··· DATA TO PROCESS
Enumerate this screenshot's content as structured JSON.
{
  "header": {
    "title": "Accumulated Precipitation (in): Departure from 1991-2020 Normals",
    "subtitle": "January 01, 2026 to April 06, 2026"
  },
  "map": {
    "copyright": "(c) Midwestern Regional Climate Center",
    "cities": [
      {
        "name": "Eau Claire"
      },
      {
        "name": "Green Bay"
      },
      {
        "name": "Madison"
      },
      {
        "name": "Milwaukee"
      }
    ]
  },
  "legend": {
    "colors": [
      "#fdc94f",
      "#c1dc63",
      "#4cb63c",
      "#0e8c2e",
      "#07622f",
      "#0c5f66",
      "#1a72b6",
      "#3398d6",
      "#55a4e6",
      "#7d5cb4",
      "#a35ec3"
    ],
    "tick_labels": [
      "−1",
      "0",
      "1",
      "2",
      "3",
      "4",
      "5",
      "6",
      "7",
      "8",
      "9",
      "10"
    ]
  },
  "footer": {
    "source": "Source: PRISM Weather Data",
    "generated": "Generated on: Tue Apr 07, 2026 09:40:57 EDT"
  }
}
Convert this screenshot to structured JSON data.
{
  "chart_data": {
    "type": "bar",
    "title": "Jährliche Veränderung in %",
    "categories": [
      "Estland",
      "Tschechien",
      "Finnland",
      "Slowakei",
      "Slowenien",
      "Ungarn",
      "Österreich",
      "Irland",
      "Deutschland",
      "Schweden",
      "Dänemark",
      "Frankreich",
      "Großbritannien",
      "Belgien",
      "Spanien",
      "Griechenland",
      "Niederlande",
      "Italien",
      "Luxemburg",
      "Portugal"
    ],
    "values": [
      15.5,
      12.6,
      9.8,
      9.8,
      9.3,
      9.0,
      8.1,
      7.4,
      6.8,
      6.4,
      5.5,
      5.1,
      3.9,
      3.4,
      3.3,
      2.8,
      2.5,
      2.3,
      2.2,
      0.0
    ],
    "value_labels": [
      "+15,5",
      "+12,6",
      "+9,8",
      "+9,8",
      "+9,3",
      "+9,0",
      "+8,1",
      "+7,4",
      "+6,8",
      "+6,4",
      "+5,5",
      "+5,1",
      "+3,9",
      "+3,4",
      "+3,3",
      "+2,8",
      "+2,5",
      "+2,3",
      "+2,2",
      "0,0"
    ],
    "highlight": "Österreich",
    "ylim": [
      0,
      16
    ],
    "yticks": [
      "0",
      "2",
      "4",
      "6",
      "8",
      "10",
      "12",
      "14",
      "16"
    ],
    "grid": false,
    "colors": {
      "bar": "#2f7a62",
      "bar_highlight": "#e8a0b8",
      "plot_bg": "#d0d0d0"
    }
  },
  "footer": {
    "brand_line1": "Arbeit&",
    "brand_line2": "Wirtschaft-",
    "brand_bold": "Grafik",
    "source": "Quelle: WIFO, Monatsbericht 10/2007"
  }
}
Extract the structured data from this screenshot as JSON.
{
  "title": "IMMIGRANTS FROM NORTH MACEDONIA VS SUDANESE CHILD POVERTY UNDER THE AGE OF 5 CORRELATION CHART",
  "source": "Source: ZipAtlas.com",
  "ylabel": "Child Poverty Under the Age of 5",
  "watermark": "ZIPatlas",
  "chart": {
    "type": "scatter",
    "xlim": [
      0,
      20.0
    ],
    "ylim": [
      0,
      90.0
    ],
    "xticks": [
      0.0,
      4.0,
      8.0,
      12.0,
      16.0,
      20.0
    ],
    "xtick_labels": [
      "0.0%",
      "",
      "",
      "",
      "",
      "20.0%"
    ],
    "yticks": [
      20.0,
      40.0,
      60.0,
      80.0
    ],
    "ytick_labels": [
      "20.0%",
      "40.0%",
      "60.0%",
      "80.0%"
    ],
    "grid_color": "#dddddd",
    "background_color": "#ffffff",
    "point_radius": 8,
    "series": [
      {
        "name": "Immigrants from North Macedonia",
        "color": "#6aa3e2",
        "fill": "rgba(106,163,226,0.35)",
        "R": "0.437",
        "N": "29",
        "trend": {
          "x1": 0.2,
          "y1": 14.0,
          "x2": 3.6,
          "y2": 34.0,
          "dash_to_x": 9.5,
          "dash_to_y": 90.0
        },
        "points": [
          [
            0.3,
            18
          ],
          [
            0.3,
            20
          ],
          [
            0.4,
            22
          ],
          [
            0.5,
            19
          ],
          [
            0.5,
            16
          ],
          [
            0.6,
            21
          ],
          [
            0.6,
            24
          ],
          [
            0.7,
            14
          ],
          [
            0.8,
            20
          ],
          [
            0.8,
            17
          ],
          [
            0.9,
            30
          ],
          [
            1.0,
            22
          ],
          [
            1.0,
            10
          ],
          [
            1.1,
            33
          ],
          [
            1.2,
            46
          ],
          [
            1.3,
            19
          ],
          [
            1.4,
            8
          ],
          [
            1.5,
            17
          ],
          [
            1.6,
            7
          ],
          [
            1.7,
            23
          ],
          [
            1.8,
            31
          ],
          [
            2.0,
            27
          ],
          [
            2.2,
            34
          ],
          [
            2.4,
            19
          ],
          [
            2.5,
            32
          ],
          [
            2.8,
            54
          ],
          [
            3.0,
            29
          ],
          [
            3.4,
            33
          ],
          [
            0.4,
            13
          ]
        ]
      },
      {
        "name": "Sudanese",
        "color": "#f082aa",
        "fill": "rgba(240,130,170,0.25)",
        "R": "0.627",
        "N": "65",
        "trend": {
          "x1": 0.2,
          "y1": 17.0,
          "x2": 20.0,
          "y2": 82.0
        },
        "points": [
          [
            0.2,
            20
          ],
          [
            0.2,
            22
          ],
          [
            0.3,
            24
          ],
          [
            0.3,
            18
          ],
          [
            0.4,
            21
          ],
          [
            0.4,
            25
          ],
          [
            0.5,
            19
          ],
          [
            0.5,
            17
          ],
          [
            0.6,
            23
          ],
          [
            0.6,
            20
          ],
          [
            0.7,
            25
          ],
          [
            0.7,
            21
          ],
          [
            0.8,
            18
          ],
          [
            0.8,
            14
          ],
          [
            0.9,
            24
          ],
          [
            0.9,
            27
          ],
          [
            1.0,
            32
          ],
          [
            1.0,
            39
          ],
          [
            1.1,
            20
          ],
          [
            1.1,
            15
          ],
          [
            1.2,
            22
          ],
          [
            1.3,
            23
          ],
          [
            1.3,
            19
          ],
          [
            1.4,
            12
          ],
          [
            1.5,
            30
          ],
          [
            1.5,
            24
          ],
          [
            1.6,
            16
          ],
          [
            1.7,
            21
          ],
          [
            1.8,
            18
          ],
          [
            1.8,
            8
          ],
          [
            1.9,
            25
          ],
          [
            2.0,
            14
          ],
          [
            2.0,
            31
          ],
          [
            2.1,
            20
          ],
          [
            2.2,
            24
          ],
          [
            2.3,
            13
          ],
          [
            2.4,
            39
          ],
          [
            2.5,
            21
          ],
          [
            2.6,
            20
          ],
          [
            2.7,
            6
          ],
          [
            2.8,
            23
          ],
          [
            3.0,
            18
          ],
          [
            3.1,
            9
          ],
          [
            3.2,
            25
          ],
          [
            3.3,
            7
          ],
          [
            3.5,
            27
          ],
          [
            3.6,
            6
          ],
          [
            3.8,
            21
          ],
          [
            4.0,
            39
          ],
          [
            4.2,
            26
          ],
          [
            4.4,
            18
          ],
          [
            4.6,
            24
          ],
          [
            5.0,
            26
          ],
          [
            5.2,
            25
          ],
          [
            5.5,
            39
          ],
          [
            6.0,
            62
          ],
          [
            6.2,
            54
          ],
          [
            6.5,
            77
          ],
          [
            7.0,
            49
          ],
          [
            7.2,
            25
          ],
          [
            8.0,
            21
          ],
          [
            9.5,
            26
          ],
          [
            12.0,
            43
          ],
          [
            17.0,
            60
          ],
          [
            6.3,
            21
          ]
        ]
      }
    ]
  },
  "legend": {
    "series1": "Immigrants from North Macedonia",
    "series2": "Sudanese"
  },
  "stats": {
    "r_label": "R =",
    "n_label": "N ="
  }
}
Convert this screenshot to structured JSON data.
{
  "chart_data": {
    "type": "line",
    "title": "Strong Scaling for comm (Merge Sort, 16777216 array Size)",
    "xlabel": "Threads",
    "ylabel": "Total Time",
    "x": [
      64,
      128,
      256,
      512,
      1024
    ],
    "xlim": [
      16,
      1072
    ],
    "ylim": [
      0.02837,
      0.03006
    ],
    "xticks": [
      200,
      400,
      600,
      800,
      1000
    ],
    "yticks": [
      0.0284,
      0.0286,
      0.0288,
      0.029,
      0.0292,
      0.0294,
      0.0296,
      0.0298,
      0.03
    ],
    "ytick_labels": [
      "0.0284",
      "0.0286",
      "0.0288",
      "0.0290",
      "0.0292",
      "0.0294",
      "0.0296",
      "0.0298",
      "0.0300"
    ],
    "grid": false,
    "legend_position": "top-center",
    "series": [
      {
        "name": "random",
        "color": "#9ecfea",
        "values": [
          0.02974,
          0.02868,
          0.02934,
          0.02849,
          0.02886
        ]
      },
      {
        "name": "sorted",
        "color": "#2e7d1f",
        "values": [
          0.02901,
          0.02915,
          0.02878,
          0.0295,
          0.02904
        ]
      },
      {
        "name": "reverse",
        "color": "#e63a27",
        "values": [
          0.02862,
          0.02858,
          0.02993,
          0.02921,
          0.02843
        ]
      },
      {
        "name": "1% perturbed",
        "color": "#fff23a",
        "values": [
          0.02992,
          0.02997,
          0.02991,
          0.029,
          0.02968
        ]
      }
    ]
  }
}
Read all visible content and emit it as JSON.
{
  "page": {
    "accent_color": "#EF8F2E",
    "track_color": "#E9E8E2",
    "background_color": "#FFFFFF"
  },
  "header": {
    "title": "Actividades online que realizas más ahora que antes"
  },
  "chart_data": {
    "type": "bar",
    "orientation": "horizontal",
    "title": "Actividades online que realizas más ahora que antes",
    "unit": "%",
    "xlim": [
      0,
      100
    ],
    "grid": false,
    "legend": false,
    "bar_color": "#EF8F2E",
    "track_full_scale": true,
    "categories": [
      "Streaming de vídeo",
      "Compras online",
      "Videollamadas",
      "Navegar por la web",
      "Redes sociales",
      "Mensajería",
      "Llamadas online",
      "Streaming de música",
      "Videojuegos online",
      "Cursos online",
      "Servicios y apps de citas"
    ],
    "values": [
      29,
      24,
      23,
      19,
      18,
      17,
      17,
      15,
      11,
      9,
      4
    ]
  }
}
······
• _WHAT THE TASK REQUIRES_
Repeat, without change, each line of the data above from the one that contains "Read all visible content and emit it as JSON." through the final line, counting both.

• _WRITTEN SOLUTION_
Read all visible content and emit it as JSON.
{
  "page": {
    "accent_color": "#EF8F2E",
    "track_color": "#E9E8E2",
    "background_color": "#FFFFFF"
  },
  "header": {
    "title": "Actividades online que realizas más ahora que antes"
  },
  "chart_data": {
    "type": "bar",
    "orientation": "horizontal",
    "title": "Actividades online que realizas más ahora que antes",
    "unit": "%",
    "xlim": [
      0,
      100
    ],
    "grid": false,
    "legend": false,
    "bar_color": "#EF8F2E",
    "track_full_scale": true,
    "categories": [
      "Streaming de vídeo",
      "Compras online",
      "Videollamadas",
      "Navegar por la web",
      "Redes sociales",
      "Mensajería",
      "Llamadas online",
      "Streaming de música",
      "Videojuegos online",
      "Cursos online",
      "Servicios y apps de citas"
    ],
    "values": [
      29,
      24,
      23,
      19,
      18,
      17,
      17,
      15,
      11,
      9,
      4
    ]
  }
}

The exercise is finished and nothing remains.